(Annotated element entries)
[Begin]

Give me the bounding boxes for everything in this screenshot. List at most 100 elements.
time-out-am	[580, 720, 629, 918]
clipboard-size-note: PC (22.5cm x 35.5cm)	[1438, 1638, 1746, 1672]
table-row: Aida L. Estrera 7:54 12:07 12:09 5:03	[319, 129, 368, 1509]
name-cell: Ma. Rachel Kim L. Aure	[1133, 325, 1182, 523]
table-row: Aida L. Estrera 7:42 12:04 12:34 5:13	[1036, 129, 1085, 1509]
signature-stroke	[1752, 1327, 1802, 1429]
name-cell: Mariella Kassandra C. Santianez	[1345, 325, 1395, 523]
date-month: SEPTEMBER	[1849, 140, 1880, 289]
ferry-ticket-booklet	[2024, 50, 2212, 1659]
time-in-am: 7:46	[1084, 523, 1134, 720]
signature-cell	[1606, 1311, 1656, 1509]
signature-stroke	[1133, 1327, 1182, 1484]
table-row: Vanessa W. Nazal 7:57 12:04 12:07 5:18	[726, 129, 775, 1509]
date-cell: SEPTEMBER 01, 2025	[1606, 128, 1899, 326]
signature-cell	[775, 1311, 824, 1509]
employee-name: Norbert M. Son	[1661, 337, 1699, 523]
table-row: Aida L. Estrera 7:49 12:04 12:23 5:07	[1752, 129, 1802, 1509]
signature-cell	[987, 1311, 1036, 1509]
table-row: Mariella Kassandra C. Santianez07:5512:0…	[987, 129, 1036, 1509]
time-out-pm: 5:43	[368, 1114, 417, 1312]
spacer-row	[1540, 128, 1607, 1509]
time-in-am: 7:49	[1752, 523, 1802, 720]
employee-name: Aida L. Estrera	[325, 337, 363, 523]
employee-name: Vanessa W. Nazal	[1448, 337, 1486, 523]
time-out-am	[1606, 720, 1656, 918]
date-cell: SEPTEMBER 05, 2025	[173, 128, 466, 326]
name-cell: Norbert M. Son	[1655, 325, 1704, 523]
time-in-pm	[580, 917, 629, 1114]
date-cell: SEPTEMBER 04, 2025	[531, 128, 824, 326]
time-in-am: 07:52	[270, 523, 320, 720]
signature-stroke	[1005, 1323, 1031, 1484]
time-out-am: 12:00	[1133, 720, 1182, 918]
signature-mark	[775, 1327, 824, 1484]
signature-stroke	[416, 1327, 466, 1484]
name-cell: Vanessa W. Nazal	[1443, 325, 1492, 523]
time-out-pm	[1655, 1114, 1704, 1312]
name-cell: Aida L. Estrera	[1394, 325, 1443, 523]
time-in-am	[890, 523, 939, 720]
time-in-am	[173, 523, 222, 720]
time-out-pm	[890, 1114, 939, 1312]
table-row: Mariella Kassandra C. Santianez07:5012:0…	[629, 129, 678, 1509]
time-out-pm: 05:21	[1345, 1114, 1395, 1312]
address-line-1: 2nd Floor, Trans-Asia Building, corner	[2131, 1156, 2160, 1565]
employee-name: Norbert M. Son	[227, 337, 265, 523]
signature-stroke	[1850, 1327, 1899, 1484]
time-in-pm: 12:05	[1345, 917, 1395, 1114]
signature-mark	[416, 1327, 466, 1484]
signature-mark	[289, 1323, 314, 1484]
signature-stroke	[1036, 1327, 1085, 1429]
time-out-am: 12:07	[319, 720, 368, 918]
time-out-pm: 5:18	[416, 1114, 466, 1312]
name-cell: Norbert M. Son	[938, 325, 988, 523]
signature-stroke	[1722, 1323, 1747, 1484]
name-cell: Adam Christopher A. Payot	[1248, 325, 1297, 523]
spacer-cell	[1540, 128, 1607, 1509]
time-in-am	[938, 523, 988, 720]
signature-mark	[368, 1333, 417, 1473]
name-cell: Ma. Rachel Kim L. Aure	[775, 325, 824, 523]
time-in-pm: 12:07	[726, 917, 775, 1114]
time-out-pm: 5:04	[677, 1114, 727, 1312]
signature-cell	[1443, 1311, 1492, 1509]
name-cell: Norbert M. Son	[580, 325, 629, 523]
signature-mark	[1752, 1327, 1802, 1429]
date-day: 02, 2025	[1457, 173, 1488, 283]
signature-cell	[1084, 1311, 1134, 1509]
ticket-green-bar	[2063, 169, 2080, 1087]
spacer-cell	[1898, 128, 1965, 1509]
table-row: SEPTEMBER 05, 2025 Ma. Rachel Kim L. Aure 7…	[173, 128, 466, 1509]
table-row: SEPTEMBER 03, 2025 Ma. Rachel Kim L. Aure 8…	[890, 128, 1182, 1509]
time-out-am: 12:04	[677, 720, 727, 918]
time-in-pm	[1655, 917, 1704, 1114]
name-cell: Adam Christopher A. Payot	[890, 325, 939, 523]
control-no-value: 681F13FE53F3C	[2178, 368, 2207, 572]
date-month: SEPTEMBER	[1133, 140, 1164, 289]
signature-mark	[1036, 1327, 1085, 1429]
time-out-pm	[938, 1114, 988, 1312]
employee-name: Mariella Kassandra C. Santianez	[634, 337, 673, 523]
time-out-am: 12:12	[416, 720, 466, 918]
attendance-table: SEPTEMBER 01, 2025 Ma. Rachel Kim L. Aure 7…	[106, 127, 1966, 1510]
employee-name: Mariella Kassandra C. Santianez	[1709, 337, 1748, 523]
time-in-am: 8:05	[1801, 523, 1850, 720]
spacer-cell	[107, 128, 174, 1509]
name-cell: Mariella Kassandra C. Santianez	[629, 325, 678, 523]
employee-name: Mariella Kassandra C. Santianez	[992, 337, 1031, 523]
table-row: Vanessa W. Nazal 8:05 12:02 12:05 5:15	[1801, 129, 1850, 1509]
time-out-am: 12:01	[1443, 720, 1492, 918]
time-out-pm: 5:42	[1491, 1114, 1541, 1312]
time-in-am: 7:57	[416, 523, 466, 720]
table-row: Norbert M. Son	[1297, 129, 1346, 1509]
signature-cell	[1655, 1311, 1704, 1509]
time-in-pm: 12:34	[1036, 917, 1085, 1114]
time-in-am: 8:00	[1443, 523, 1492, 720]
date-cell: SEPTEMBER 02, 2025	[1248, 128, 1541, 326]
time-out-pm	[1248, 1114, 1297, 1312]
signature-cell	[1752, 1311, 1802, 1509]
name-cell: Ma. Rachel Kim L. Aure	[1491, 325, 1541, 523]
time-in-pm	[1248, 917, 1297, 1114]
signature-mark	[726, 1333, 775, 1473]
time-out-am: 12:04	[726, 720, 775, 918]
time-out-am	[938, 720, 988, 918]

[End]

■ Task statement ■
Rewrite these records, substituting "signature-line" for every "signature-stroke" and leaving everything else unchanged.

■ Finished task ■
Give me the bounding boxes for everything in this screenshot. List at most 100 elements.
time-out-am	[580, 720, 629, 918]
clipboard-size-note: PC (22.5cm x 35.5cm)	[1438, 1638, 1746, 1672]
table-row: Aida L. Estrera 7:54 12:07 12:09 5:03	[319, 129, 368, 1509]
name-cell: Ma. Rachel Kim L. Aure	[1133, 325, 1182, 523]
table-row: Aida L. Estrera 7:42 12:04 12:34 5:13	[1036, 129, 1085, 1509]
signature-line	[1752, 1327, 1802, 1429]
name-cell: Mariella Kassandra C. Santianez	[1345, 325, 1395, 523]
date-month: SEPTEMBER	[1849, 140, 1880, 289]
ferry-ticket-booklet	[2024, 50, 2212, 1659]
time-in-am: 7:46	[1084, 523, 1134, 720]
signature-cell	[1606, 1311, 1656, 1509]
signature-line	[1133, 1327, 1182, 1484]
table-row: Vanessa W. Nazal 7:57 12:04 12:07 5:18	[726, 129, 775, 1509]
date-cell: SEPTEMBER 01, 2025	[1606, 128, 1899, 326]
signature-cell	[775, 1311, 824, 1509]
employee-name: Norbert M. Son	[1661, 337, 1699, 523]
table-row: Aida L. Estrera 7:49 12:04 12:23 5:07	[1752, 129, 1802, 1509]
signature-cell	[987, 1311, 1036, 1509]
table-row: Mariella Kassandra C. Santianez07:5512:0…	[987, 129, 1036, 1509]
time-out-pm: 5:43	[368, 1114, 417, 1312]
spacer-row	[1540, 128, 1607, 1509]
time-in-am: 7:49	[1752, 523, 1802, 720]
employee-name: Aida L. Estrera	[325, 337, 363, 523]
employee-name: Vanessa W. Nazal	[1448, 337, 1486, 523]
time-out-am	[1606, 720, 1656, 918]
date-cell: SEPTEMBER 05, 2025	[173, 128, 466, 326]
name-cell: Norbert M. Son	[1655, 325, 1704, 523]
time-in-pm	[580, 917, 629, 1114]
date-cell: SEPTEMBER 04, 2025	[531, 128, 824, 326]
time-in-am: 07:52	[270, 523, 320, 720]
signature-line	[1005, 1323, 1031, 1484]
time-out-am: 12:00	[1133, 720, 1182, 918]
signature-mark	[775, 1327, 824, 1484]
signature-line	[416, 1327, 466, 1484]
name-cell: Vanessa W. Nazal	[1443, 325, 1492, 523]
time-out-pm	[1655, 1114, 1704, 1312]
name-cell: Aida L. Estrera	[1394, 325, 1443, 523]
time-in-am	[890, 523, 939, 720]
time-in-am	[173, 523, 222, 720]
time-out-pm	[890, 1114, 939, 1312]
table-row: Mariella Kassandra C. Santianez07:5012:0…	[629, 129, 678, 1509]
time-out-pm: 05:21	[1345, 1114, 1395, 1312]
address-line-1: 2nd Floor, Trans-Asia Building, corner	[2131, 1156, 2160, 1565]
employee-name: Norbert M. Son	[227, 337, 265, 523]
signature-line	[1850, 1327, 1899, 1484]
time-in-pm: 12:05	[1345, 917, 1395, 1114]
signature-mark	[416, 1327, 466, 1484]
signature-mark	[289, 1323, 314, 1484]
signature-line	[1036, 1327, 1085, 1429]
time-out-am: 12:07	[319, 720, 368, 918]
time-out-pm: 5:18	[416, 1114, 466, 1312]
name-cell: Norbert M. Son	[938, 325, 988, 523]
signature-line	[1722, 1323, 1747, 1484]
name-cell: Adam Christopher A. Payot	[1248, 325, 1297, 523]
spacer-cell	[1540, 128, 1607, 1509]
time-in-am	[938, 523, 988, 720]
signature-mark	[368, 1333, 417, 1473]
name-cell: Ma. Rachel Kim L. Aure	[775, 325, 824, 523]
time-in-pm: 12:07	[726, 917, 775, 1114]
time-out-pm: 5:04	[677, 1114, 727, 1312]
signature-cell	[1443, 1311, 1492, 1509]
name-cell: Norbert M. Son	[580, 325, 629, 523]
signature-mark	[1752, 1327, 1802, 1429]
date-day: 02, 2025	[1457, 173, 1488, 283]
signature-cell	[1084, 1311, 1134, 1509]
ticket-green-bar	[2063, 169, 2080, 1087]
spacer-cell	[1898, 128, 1965, 1509]
table-row: SEPTEMBER 05, 2025 Ma. Rachel Kim L. Aure 7…	[173, 128, 466, 1509]
table-row: SEPTEMBER 03, 2025 Ma. Rachel Kim L. Aure 8…	[890, 128, 1182, 1509]
time-out-am: 12:04	[677, 720, 727, 918]
time-in-pm	[1655, 917, 1704, 1114]
name-cell: Adam Christopher A. Payot	[890, 325, 939, 523]
control-no-value: 681F13FE53F3C	[2178, 368, 2207, 572]
date-month: SEPTEMBER	[1133, 140, 1164, 289]
signature-mark	[1036, 1327, 1085, 1429]
time-out-pm	[938, 1114, 988, 1312]
employee-name: Mariella Kassandra C. Santianez	[634, 337, 673, 523]
time-out-am: 12:12	[416, 720, 466, 918]
attendance-table: SEPTEMBER 01, 2025 Ma. Rachel Kim L. Aure 7…	[106, 127, 1966, 1510]
employee-name: Mariella Kassandra C. Santianez	[1709, 337, 1748, 523]
time-in-am: 8:05	[1801, 523, 1850, 720]
spacer-cell	[107, 128, 174, 1509]
name-cell: Mariella Kassandra C. Santianez	[629, 325, 678, 523]
employee-name: Mariella Kassandra C. Santianez	[992, 337, 1031, 523]
table-row: Vanessa W. Nazal 8:05 12:02 12:05 5:15	[1801, 129, 1850, 1509]
time-out-am: 12:01	[1443, 720, 1492, 918]
time-out-pm: 5:42	[1491, 1114, 1541, 1312]
time-in-am: 7:57	[416, 523, 466, 720]
table-row: Norbert M. Son	[1297, 129, 1346, 1509]
signature-cell	[1655, 1311, 1704, 1509]
time-in-pm: 12:34	[1036, 917, 1085, 1114]
time-in-am: 8:00	[1443, 523, 1492, 720]
date-cell: SEPTEMBER 02, 2025	[1248, 128, 1541, 326]
time-out-pm	[1248, 1114, 1297, 1312]
signature-cell	[1752, 1311, 1802, 1509]
name-cell: Ma. Rachel Kim L. Aure	[1491, 325, 1541, 523]
time-in-pm	[1248, 917, 1297, 1114]
signature-mark	[726, 1333, 775, 1473]
time-out-am: 12:04	[726, 720, 775, 918]
time-out-am	[938, 720, 988, 918]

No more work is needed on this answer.